Select and reproduce each line of the listing below that bears the string "PROJECTED".

--- start ---

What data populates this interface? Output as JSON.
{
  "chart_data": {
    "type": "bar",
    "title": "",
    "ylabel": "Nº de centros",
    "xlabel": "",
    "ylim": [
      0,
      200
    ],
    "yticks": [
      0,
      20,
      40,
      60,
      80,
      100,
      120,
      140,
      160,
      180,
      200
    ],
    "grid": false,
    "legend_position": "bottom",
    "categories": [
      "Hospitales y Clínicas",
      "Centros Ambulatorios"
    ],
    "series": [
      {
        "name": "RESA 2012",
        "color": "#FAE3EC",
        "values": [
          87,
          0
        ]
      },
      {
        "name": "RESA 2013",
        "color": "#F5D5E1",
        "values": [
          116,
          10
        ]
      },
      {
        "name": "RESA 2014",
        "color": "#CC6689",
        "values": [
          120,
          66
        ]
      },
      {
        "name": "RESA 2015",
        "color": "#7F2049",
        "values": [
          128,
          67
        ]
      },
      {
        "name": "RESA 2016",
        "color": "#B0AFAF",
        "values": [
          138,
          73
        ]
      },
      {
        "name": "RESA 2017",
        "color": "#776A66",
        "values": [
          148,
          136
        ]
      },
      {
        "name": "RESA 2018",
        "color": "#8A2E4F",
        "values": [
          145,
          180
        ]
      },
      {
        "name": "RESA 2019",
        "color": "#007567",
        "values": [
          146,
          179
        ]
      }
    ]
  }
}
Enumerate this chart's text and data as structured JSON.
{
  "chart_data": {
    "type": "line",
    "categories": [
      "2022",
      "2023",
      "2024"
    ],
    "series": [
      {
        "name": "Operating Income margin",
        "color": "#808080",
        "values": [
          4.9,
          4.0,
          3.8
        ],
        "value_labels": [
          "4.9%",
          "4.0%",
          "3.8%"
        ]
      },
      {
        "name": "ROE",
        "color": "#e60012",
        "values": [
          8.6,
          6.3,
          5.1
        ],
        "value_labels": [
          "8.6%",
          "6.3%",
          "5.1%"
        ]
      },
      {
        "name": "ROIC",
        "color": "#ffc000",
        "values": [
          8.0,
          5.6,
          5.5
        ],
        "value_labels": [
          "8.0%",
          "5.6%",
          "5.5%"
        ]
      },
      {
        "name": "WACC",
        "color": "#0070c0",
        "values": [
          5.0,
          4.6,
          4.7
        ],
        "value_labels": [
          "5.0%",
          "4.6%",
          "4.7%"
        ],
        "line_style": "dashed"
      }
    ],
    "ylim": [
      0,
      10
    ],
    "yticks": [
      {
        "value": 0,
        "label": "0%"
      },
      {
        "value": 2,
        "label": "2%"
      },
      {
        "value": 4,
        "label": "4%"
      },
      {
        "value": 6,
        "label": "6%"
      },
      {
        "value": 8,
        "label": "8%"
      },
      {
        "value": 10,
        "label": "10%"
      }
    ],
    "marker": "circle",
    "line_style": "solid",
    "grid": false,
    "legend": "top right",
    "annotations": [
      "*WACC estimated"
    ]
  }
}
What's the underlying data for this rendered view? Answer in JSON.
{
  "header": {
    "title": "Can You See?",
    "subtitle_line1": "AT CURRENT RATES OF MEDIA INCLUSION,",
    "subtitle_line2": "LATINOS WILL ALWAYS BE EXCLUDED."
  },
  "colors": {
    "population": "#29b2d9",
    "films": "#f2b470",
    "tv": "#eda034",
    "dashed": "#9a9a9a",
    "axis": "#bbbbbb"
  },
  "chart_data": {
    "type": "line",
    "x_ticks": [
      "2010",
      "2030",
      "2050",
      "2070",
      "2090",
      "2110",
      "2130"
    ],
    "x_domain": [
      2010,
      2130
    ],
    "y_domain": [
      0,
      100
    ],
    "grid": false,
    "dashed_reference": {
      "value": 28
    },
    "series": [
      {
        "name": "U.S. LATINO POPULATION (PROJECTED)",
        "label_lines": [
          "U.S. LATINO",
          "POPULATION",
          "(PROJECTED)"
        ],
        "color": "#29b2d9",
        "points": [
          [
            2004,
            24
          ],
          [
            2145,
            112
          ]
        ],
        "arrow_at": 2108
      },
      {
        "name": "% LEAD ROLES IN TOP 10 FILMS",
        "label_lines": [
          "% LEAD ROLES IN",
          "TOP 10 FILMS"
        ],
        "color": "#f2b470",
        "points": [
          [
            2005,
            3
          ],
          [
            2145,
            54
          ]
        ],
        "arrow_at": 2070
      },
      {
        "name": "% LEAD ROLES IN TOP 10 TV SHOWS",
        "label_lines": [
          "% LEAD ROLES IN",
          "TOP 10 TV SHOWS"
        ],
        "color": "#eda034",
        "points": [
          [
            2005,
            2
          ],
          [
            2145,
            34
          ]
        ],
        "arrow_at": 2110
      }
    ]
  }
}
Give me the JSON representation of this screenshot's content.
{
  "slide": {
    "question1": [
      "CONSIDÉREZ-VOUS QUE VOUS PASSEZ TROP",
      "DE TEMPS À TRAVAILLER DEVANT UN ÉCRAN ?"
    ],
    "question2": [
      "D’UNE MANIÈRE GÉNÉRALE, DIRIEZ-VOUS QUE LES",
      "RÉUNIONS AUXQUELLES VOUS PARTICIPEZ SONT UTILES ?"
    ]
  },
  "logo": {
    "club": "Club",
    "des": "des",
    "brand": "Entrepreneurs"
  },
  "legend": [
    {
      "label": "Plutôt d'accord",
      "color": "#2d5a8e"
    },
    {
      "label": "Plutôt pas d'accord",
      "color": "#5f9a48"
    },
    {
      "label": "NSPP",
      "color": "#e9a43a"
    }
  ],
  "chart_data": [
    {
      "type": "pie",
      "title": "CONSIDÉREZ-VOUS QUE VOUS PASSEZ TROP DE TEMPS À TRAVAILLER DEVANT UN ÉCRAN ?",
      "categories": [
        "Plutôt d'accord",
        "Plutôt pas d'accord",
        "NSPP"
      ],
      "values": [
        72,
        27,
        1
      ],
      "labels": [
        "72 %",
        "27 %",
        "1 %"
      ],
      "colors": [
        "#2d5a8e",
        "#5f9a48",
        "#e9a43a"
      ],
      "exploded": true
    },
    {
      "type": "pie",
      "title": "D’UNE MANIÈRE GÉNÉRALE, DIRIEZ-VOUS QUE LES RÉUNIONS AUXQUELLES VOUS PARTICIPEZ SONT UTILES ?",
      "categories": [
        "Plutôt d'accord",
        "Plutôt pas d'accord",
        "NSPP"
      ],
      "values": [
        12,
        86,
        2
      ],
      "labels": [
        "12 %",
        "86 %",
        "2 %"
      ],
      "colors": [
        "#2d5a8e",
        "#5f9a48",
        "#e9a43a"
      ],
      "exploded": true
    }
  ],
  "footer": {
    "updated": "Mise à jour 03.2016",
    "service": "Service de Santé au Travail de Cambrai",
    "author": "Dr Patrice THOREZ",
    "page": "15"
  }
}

--- end ---

Reply >>
        "name": "U.S. LATINO POPULATION (PROJECTED)",
          "(PROJECTED)"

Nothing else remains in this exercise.